» **Problem requirements**
Copy each line below that includes "Adolf".

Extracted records
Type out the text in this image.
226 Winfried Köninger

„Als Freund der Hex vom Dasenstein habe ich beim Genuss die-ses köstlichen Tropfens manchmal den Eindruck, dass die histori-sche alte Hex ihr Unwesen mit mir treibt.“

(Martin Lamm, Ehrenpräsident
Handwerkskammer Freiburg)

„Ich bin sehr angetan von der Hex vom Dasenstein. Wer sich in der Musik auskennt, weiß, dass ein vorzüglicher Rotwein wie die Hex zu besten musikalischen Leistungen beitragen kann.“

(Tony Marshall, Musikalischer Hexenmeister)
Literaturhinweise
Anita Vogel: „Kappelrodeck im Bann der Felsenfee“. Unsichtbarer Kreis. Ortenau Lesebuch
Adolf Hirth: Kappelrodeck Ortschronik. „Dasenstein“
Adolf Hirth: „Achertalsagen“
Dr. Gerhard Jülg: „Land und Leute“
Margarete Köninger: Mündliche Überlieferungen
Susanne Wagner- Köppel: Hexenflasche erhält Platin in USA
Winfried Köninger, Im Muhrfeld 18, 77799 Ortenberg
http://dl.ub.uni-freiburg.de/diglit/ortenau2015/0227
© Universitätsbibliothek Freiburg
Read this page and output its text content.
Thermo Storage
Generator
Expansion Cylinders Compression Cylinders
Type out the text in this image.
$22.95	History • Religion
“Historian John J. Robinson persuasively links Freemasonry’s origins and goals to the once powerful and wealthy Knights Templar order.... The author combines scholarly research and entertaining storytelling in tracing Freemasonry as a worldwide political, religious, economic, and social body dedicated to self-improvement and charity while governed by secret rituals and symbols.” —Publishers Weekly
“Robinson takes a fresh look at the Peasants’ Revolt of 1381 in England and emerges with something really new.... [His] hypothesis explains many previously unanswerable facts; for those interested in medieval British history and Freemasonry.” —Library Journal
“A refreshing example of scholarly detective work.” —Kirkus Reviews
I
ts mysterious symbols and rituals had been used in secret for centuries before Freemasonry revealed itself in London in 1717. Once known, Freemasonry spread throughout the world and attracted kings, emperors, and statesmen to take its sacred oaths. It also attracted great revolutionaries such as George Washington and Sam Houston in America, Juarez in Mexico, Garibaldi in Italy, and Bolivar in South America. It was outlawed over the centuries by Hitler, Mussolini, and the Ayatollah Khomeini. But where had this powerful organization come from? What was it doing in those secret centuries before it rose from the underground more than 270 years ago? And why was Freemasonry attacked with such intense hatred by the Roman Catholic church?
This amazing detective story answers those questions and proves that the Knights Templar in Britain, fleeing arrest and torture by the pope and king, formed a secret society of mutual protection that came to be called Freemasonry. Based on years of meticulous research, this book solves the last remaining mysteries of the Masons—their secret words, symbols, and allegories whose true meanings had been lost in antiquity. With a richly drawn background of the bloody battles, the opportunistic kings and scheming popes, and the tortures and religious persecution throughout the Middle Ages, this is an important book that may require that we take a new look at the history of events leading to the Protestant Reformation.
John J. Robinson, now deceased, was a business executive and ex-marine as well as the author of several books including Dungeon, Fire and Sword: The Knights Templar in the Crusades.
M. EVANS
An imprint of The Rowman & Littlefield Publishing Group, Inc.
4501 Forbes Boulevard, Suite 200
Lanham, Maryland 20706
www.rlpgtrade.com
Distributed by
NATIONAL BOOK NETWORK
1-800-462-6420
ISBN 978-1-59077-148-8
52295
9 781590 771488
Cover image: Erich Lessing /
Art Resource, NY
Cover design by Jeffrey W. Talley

» **Task response**
Adolf Hirth: Kappelrodeck Ortschronik. „Dasenstein“
Adolf Hirth: „Achertalsagen“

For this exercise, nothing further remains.